• **EXERCISE TASK**
From the listing below, extract every line containing "title".

****

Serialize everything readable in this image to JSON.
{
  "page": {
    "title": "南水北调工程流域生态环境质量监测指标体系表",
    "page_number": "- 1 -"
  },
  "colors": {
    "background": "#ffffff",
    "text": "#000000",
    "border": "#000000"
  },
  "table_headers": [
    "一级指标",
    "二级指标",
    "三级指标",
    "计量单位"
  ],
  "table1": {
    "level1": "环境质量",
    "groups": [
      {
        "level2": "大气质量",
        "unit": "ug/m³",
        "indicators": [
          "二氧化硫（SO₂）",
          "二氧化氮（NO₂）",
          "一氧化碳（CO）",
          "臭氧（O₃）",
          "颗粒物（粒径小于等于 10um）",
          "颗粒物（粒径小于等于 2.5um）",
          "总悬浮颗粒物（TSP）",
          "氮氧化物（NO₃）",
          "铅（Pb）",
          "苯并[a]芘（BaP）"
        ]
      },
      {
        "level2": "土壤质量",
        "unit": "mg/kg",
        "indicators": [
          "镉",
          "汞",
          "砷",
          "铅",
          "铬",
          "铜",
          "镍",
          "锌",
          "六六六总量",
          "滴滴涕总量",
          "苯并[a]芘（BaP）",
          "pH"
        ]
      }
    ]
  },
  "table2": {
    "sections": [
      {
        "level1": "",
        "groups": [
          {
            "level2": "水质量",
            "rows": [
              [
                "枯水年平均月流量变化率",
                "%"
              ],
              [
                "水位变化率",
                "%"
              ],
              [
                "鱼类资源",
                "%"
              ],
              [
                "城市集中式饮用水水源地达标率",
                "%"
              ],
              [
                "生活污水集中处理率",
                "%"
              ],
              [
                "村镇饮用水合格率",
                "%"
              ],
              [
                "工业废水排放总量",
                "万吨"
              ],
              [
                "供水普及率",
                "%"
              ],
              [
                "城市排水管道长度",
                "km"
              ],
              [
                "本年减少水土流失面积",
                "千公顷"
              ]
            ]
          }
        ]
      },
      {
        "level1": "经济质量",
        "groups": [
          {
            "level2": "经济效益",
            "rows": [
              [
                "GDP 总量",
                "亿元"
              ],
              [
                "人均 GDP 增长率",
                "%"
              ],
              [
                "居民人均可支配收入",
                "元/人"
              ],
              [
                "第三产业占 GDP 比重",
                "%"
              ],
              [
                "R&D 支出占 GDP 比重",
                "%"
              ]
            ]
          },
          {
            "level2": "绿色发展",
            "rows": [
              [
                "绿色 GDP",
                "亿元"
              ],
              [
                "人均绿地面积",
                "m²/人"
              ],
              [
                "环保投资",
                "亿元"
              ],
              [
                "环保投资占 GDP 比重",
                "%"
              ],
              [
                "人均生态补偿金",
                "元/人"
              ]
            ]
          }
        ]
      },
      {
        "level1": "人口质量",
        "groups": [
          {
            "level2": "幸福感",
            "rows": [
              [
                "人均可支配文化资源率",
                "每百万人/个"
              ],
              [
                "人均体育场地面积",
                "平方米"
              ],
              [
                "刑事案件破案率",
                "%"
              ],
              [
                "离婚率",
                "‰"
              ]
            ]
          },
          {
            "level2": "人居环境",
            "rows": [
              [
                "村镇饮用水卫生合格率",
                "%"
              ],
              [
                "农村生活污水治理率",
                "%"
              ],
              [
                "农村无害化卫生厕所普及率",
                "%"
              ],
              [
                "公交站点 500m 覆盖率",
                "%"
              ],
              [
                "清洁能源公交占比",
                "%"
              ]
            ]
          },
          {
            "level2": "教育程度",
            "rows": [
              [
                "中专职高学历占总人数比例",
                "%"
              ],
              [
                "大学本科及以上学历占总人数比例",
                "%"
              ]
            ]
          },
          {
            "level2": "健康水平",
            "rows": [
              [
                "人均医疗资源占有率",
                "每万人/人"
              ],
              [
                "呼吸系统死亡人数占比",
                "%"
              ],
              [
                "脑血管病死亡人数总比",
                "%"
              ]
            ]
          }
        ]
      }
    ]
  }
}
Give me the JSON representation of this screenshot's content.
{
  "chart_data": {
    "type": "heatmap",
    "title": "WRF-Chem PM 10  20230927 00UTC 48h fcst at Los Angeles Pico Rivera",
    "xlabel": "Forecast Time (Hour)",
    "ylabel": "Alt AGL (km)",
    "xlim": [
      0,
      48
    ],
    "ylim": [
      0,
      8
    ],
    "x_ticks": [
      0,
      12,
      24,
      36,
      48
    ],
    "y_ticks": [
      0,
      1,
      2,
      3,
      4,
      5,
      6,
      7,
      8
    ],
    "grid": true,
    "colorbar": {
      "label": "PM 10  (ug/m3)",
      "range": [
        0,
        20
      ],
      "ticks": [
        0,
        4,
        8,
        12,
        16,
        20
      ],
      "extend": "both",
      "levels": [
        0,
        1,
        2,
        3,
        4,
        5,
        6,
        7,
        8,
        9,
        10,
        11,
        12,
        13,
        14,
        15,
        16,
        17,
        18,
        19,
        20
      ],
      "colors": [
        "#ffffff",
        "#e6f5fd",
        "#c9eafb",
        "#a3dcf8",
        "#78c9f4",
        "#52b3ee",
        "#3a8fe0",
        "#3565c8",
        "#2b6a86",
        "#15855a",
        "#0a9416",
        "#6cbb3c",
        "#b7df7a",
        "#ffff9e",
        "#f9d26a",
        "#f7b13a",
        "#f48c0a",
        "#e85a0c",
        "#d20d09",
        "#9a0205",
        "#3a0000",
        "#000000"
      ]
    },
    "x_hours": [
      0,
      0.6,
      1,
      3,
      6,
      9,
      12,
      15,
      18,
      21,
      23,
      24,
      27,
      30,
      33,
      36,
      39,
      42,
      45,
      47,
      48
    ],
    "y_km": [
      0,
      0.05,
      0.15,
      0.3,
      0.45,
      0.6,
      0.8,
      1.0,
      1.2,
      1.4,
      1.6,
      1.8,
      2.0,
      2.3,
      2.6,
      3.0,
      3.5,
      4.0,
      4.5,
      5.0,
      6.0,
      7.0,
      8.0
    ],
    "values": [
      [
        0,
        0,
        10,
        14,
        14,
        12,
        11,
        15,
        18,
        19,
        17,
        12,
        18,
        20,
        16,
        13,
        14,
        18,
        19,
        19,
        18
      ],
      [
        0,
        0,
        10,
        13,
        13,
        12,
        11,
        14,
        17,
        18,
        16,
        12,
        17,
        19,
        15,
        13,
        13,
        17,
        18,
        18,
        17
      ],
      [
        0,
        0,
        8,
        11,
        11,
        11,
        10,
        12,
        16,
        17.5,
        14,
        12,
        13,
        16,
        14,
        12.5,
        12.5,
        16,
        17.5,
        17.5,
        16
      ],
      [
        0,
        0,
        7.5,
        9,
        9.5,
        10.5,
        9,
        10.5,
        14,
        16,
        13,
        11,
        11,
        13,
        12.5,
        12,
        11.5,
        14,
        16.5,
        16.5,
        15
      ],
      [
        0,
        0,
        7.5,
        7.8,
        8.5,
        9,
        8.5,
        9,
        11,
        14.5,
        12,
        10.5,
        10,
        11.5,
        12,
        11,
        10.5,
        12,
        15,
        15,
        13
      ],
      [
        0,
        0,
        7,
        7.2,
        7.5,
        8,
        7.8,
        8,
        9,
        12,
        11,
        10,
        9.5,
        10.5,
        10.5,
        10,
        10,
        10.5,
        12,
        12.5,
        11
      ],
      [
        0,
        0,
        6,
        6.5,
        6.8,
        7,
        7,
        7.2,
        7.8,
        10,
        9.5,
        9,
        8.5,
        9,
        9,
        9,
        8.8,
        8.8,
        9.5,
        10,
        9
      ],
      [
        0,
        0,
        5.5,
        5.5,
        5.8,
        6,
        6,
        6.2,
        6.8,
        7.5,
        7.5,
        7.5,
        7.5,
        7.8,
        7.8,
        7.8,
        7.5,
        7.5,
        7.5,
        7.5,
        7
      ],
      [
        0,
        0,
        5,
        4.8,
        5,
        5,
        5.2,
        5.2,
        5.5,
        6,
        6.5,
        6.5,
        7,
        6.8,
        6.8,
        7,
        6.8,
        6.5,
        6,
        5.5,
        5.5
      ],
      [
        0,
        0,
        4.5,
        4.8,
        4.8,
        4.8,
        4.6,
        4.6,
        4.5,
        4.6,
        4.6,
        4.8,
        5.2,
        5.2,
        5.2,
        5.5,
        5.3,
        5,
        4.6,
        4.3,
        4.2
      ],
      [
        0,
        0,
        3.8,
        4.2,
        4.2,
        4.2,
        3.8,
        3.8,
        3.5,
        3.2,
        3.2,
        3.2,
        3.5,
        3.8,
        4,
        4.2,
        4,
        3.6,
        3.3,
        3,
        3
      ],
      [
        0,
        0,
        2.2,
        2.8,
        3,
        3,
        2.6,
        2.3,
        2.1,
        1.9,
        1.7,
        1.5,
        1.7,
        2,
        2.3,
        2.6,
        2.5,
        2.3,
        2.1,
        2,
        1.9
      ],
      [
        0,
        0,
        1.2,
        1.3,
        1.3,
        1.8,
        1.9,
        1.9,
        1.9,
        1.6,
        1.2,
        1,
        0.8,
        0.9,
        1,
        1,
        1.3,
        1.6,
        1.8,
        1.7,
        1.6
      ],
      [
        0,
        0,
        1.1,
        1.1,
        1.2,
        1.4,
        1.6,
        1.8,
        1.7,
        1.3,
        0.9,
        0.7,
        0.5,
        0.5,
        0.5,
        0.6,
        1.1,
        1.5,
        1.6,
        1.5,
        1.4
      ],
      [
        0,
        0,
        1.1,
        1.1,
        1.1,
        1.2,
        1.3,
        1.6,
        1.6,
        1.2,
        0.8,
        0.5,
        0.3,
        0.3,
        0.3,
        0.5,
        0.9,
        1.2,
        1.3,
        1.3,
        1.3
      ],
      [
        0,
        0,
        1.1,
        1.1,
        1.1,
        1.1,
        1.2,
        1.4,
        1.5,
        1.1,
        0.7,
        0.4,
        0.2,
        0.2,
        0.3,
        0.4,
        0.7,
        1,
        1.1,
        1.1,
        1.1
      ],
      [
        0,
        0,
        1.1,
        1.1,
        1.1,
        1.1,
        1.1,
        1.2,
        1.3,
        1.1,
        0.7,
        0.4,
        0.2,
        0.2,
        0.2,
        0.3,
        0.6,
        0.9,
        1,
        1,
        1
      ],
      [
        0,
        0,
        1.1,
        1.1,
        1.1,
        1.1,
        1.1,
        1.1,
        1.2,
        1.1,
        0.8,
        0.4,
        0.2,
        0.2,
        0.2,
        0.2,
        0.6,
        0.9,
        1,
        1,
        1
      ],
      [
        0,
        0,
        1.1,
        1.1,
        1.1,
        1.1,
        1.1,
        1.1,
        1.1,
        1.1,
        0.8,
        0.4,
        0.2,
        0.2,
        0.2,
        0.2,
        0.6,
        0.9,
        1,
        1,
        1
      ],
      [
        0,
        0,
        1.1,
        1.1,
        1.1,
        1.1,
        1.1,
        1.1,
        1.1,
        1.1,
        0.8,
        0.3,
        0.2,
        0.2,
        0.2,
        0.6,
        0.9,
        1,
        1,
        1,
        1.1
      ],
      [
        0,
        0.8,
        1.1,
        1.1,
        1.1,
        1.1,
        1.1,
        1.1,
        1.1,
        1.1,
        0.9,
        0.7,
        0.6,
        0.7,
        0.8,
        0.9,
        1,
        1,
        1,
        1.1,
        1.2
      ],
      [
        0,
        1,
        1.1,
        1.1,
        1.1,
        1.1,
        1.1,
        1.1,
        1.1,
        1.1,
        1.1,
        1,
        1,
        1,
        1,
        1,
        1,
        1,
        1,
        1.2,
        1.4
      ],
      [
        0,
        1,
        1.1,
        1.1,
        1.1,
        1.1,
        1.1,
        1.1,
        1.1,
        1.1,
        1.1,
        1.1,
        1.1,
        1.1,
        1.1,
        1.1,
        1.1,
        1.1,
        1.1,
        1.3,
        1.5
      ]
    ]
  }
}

****

• **SOLVED PROBLEM**
    "title": "南水北调工程流域生态环境质量监测指标体系表",
    "title": "WRF-Chem PM 10  20230927 00UTC 48h fcst at Los Angeles Pico Rivera",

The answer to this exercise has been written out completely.